* **Set task**
Skip the pictures. Copy all the rest of the records down exactly.

[Lines of data]
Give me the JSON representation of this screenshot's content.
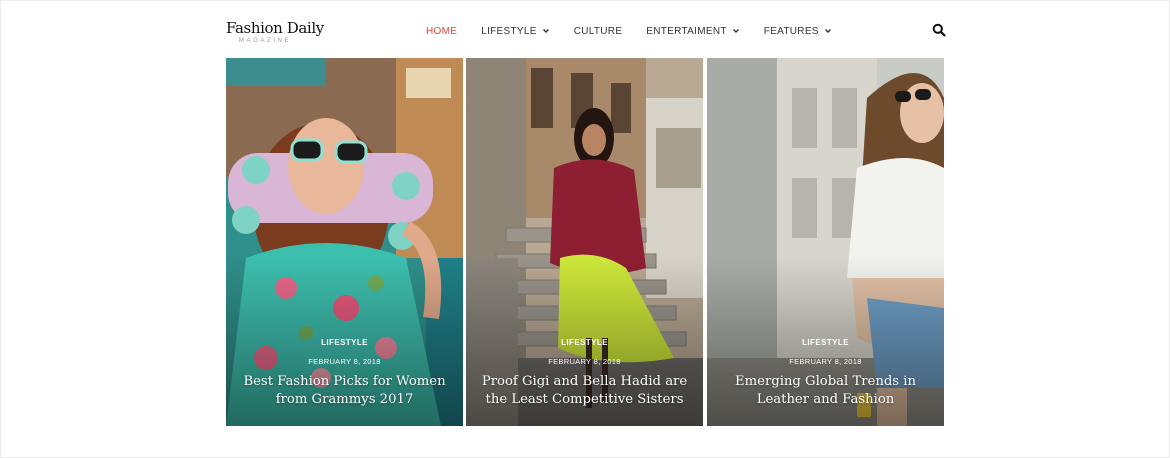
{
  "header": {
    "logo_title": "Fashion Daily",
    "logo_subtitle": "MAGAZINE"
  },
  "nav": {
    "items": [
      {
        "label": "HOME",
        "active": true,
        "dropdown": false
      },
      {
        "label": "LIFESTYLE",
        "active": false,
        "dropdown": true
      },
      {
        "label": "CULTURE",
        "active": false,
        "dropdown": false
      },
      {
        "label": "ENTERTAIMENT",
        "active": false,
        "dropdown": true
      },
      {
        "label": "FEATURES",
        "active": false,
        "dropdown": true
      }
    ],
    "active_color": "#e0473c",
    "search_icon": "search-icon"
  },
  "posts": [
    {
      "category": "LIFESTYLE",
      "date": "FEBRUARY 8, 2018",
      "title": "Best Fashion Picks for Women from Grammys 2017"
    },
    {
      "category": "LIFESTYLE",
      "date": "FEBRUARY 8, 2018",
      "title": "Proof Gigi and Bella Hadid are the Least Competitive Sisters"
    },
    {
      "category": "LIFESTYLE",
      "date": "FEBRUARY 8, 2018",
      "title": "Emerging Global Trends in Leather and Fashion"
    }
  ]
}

* **Exercise output**
Give me the JSON representation of this screenshot's content.
{
  "header": {
    "logo_title": "Fashion Daily",
    "logo_subtitle": "MAGAZINE"
  },
  "nav": {
    "items": [
      {
        "label": "HOME",
        "active": true,
        "dropdown": false
      },
      {
        "label": "LIFESTYLE",
        "active": false,
        "dropdown": true
      },
      {
        "label": "CULTURE",
        "active": false,
        "dropdown": false
      },
      {
        "label": "ENTERTAIMENT",
        "active": false,
        "dropdown": true
      },
      {
        "label": "FEATURES",
        "active": false,
        "dropdown": true
      }
    ],
    "active_color": "#e0473c",
    "search_icon": "search-icon"
  },
  "posts": [
    {
      "category": "LIFESTYLE",
      "date": "FEBRUARY 8, 2018",
      "title": "Best Fashion Picks for Women from Grammys 2017"
    },
    {
      "category": "LIFESTYLE",
      "date": "FEBRUARY 8, 2018",
      "title": "Proof Gigi and Bella Hadid are the Least Competitive Sisters"
    },
    {
      "category": "LIFESTYLE",
      "date": "FEBRUARY 8, 2018",
      "title": "Emerging Global Trends in Leather and Fashion"
    }
  ]
}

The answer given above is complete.